(Data items)
Begin

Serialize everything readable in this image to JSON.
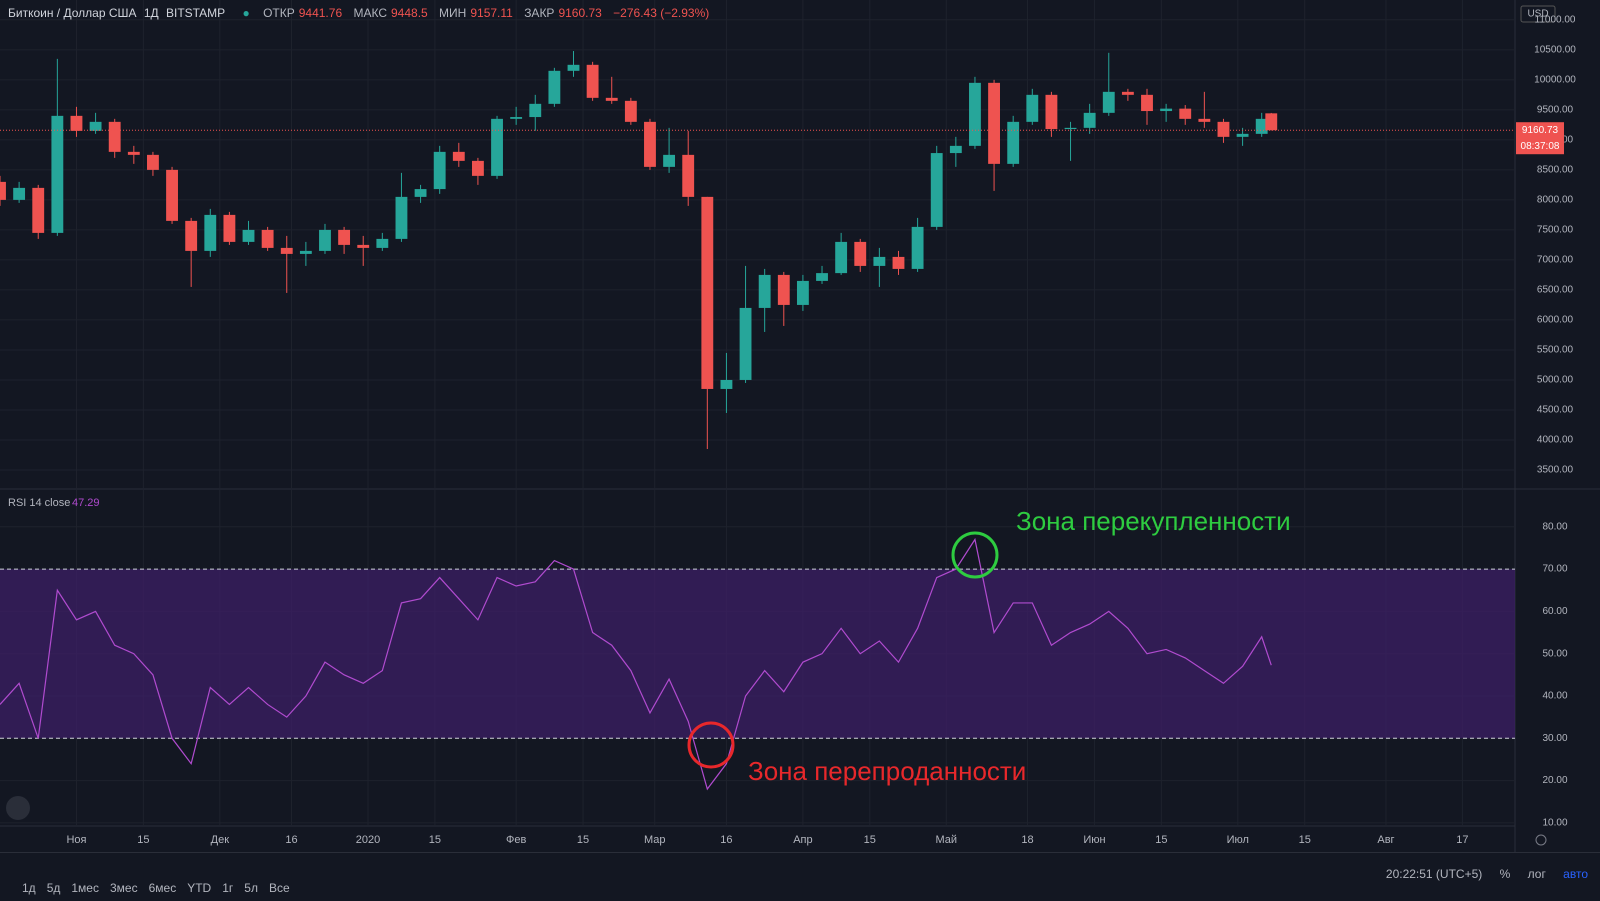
{
  "header": {
    "symbol": "Биткоин / Доллар США",
    "interval": "1Д",
    "exchange": "BITSTAMP",
    "open_label": "ОТКР",
    "high_label": "МАКС",
    "low_label": "МИН",
    "close_label": "ЗАКР",
    "change": "−276.43 (−2.93%)"
  },
  "chart_data": [
    {
      "type": "candlestick",
      "currency": "USD",
      "countdown": "08:37:08",
      "up_color": "#26a69a",
      "down_color": "#ef5350",
      "xlim": [
        "2019-10-16",
        "2020-08-28"
      ],
      "ylim": [
        3200,
        11330
      ],
      "yticks": [
        {
          "value": 3500,
          "label": "3500.00"
        },
        {
          "value": 4000,
          "label": "4000.00"
        },
        {
          "value": 4500,
          "label": "4500.00"
        },
        {
          "value": 5000,
          "label": "5000.00"
        },
        {
          "value": 5500,
          "label": "5500.00"
        },
        {
          "value": 6000,
          "label": "6000.00"
        },
        {
          "value": 6500,
          "label": "6500.00"
        },
        {
          "value": 7000,
          "label": "7000.00"
        },
        {
          "value": 7500,
          "label": "7500.00"
        },
        {
          "value": 8000,
          "label": "8000.00"
        },
        {
          "value": 8500,
          "label": "8500.00"
        },
        {
          "value": 9000,
          "label": "9000.00"
        },
        {
          "value": 9500,
          "label": "9500.00"
        },
        {
          "value": 10000,
          "label": "10000.00"
        },
        {
          "value": 10500,
          "label": "10500.00"
        },
        {
          "value": 11000,
          "label": "11000.00"
        }
      ],
      "x": [
        "2019-10-16",
        "2019-10-20",
        "2019-10-24",
        "2019-10-28",
        "2019-11-01",
        "2019-11-05",
        "2019-11-09",
        "2019-11-13",
        "2019-11-17",
        "2019-11-21",
        "2019-11-25",
        "2019-11-29",
        "2019-12-03",
        "2019-12-07",
        "2019-12-11",
        "2019-12-15",
        "2019-12-19",
        "2019-12-23",
        "2019-12-27",
        "2019-12-31",
        "2020-01-04",
        "2020-01-08",
        "2020-01-12",
        "2020-01-16",
        "2020-01-20",
        "2020-01-24",
        "2020-01-28",
        "2020-02-01",
        "2020-02-05",
        "2020-02-09",
        "2020-02-13",
        "2020-02-17",
        "2020-02-21",
        "2020-02-25",
        "2020-02-29",
        "2020-03-04",
        "2020-03-08",
        "2020-03-12",
        "2020-03-16",
        "2020-03-20",
        "2020-03-24",
        "2020-03-28",
        "2020-04-01",
        "2020-04-05",
        "2020-04-09",
        "2020-04-13",
        "2020-04-17",
        "2020-04-21",
        "2020-04-25",
        "2020-04-29",
        "2020-05-03",
        "2020-05-07",
        "2020-05-11",
        "2020-05-15",
        "2020-05-19",
        "2020-05-23",
        "2020-05-27",
        "2020-05-31",
        "2020-06-04",
        "2020-06-08",
        "2020-06-12",
        "2020-06-16",
        "2020-06-20",
        "2020-06-24",
        "2020-06-28",
        "2020-07-02",
        "2020-07-06",
        "2020-07-08"
      ],
      "open": [
        8300,
        8000,
        8200,
        7450,
        9400,
        9150,
        9300,
        8800,
        8750,
        8500,
        7650,
        7150,
        7750,
        7300,
        7500,
        7200,
        7100,
        7150,
        7500,
        7250,
        7200,
        7350,
        8050,
        8180,
        8800,
        8650,
        8400,
        9350,
        9380,
        9600,
        10150,
        10250,
        9700,
        9650,
        9300,
        8550,
        8750,
        8050,
        4850,
        5000,
        6200,
        6750,
        6250,
        6650,
        6780,
        7300,
        6900,
        7050,
        6850,
        7550,
        8780,
        8900,
        9950,
        8600,
        9300,
        9750,
        9180,
        9200,
        9450,
        9800,
        9750,
        9480,
        9520,
        9350,
        9300,
        9050,
        9100,
        9441.76
      ],
      "high": [
        8400,
        8300,
        8250,
        10350,
        9550,
        9450,
        9350,
        8900,
        8800,
        8550,
        7700,
        7850,
        7800,
        7650,
        7550,
        7400,
        7300,
        7600,
        7550,
        7400,
        7450,
        8450,
        8250,
        8900,
        8950,
        8700,
        9400,
        9550,
        9750,
        10200,
        10480,
        10300,
        10050,
        9700,
        9350,
        9200,
        9150,
        8050,
        5450,
        6900,
        6850,
        6800,
        6750,
        6900,
        7450,
        7350,
        7200,
        7150,
        7700,
        8900,
        9050,
        10050,
        10000,
        9400,
        9850,
        9800,
        9300,
        9600,
        10450,
        9850,
        9850,
        9600,
        9580,
        9800,
        9350,
        9200,
        9450,
        9448.5
      ],
      "low": [
        7900,
        7950,
        7350,
        7400,
        9050,
        9100,
        8700,
        8600,
        8400,
        7600,
        6550,
        7050,
        7250,
        7250,
        7150,
        6450,
        6900,
        7100,
        7100,
        6900,
        7150,
        7300,
        7950,
        8100,
        8550,
        8250,
        8350,
        9250,
        9150,
        9550,
        10050,
        9650,
        9600,
        9250,
        8500,
        8450,
        7900,
        3850,
        4450,
        4950,
        5800,
        5900,
        6150,
        6600,
        6750,
        6800,
        6550,
        6750,
        6800,
        7500,
        8550,
        8850,
        8150,
        8550,
        9250,
        9050,
        8650,
        9100,
        9400,
        9650,
        9250,
        9300,
        9250,
        9200,
        8950,
        8900,
        9050,
        9157.11
      ],
      "close": [
        8000,
        8200,
        7450,
        9400,
        9150,
        9300,
        8800,
        8750,
        8500,
        7650,
        7150,
        7750,
        7300,
        7500,
        7200,
        7100,
        7150,
        7500,
        7250,
        7200,
        7350,
        8050,
        8180,
        8800,
        8650,
        8400,
        9350,
        9380,
        9600,
        10150,
        10250,
        9700,
        9650,
        9300,
        8550,
        8750,
        8050,
        4850,
        5000,
        6200,
        6750,
        6250,
        6650,
        6780,
        7300,
        6900,
        7050,
        6850,
        7550,
        8780,
        8900,
        9950,
        8600,
        9300,
        9750,
        9180,
        9200,
        9450,
        9800,
        9750,
        9480,
        9520,
        9350,
        9300,
        9050,
        9100,
        9350,
        9160.73
      ]
    },
    {
      "type": "line",
      "title": "RSI 14 close",
      "color": "#b04bcf",
      "band_color": "#3c1f66",
      "hlines": [
        30,
        70
      ],
      "xlim": [
        "2019-10-16",
        "2020-08-28"
      ],
      "ylim": [
        9.5,
        88.7
      ],
      "yticks": [
        {
          "value": 10,
          "label": "10.00"
        },
        {
          "value": 20,
          "label": "20.00"
        },
        {
          "value": 30,
          "label": "30.00"
        },
        {
          "value": 40,
          "label": "40.00"
        },
        {
          "value": 50,
          "label": "50.00"
        },
        {
          "value": 60,
          "label": "60.00"
        },
        {
          "value": 70,
          "label": "70.00"
        },
        {
          "value": 80,
          "label": "80.00"
        }
      ],
      "xticks": [
        {
          "value": "2019-11-01",
          "label": "Ноя"
        },
        {
          "value": "2019-11-15",
          "label": "15"
        },
        {
          "value": "2019-12-01",
          "label": "Дек"
        },
        {
          "value": "2019-12-16",
          "label": "16"
        },
        {
          "value": "2020-01-01",
          "label": "2020"
        },
        {
          "value": "2020-01-15",
          "label": "15"
        },
        {
          "value": "2020-02-01",
          "label": "Фев"
        },
        {
          "value": "2020-02-15",
          "label": "15"
        },
        {
          "value": "2020-03-01",
          "label": "Мар"
        },
        {
          "value": "2020-03-16",
          "label": "16"
        },
        {
          "value": "2020-04-01",
          "label": "Апр"
        },
        {
          "value": "2020-04-15",
          "label": "15"
        },
        {
          "value": "2020-05-01",
          "label": "Май"
        },
        {
          "value": "2020-05-18",
          "label": "18"
        },
        {
          "value": "2020-06-01",
          "label": "Июн"
        },
        {
          "value": "2020-06-15",
          "label": "15"
        },
        {
          "value": "2020-07-01",
          "label": "Июл"
        },
        {
          "value": "2020-07-15",
          "label": "15"
        },
        {
          "value": "2020-08-01",
          "label": "Авг"
        },
        {
          "value": "2020-08-17",
          "label": "17"
        }
      ],
      "x": [
        "2019-10-16",
        "2019-10-20",
        "2019-10-24",
        "2019-10-28",
        "2019-11-01",
        "2019-11-05",
        "2019-11-09",
        "2019-11-13",
        "2019-11-17",
        "2019-11-21",
        "2019-11-25",
        "2019-11-29",
        "2019-12-03",
        "2019-12-07",
        "2019-12-11",
        "2019-12-15",
        "2019-12-19",
        "2019-12-23",
        "2019-12-27",
        "2019-12-31",
        "2020-01-04",
        "2020-01-08",
        "2020-01-12",
        "2020-01-16",
        "2020-01-20",
        "2020-01-24",
        "2020-01-28",
        "2020-02-01",
        "2020-02-05",
        "2020-02-09",
        "2020-02-13",
        "2020-02-17",
        "2020-02-21",
        "2020-02-25",
        "2020-02-29",
        "2020-03-04",
        "2020-03-08",
        "2020-03-12",
        "2020-03-16",
        "2020-03-20",
        "2020-03-24",
        "2020-03-28",
        "2020-04-01",
        "2020-04-05",
        "2020-04-09",
        "2020-04-13",
        "2020-04-17",
        "2020-04-21",
        "2020-04-25",
        "2020-04-29",
        "2020-05-03",
        "2020-05-07",
        "2020-05-11",
        "2020-05-15",
        "2020-05-19",
        "2020-05-23",
        "2020-05-27",
        "2020-05-31",
        "2020-06-04",
        "2020-06-08",
        "2020-06-12",
        "2020-06-16",
        "2020-06-20",
        "2020-06-24",
        "2020-06-28",
        "2020-07-02",
        "2020-07-06",
        "2020-07-08"
      ],
      "values": [
        38,
        43,
        30,
        65,
        58,
        60,
        52,
        50,
        45,
        30,
        24,
        42,
        38,
        42,
        38,
        35,
        40,
        48,
        45,
        43,
        46,
        62,
        63,
        68,
        63,
        58,
        68,
        66,
        67,
        72,
        70,
        55,
        52,
        46,
        36,
        44,
        34,
        18,
        24,
        40,
        46,
        41,
        48,
        50,
        56,
        50,
        53,
        48,
        56,
        68,
        70,
        77,
        55,
        62,
        62,
        52,
        55,
        57,
        60,
        56,
        50,
        51,
        49,
        46,
        43,
        47,
        54,
        47.29
      ],
      "annotations": [
        {
          "text": "Зона перекупленности",
          "color": "#2ecc40"
        },
        {
          "text": "Зона перепроданности",
          "color": "#e8282b"
        }
      ]
    }
  ],
  "toolbar": {
    "ranges": [
      "1д",
      "5д",
      "1мес",
      "3мес",
      "6мес",
      "YTD",
      "1г",
      "5л",
      "Все"
    ],
    "clock": "20:22:51 (UTC+5)",
    "percent": "%",
    "log": "лог",
    "auto": "авто"
  }
}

End

**WRITTEN PROBLEM**
Copy each line that contains the word "text".

**OUTPUT OF THE TASK**
          "text": "Зона перекупленности",
          "text": "Зона перепроданности",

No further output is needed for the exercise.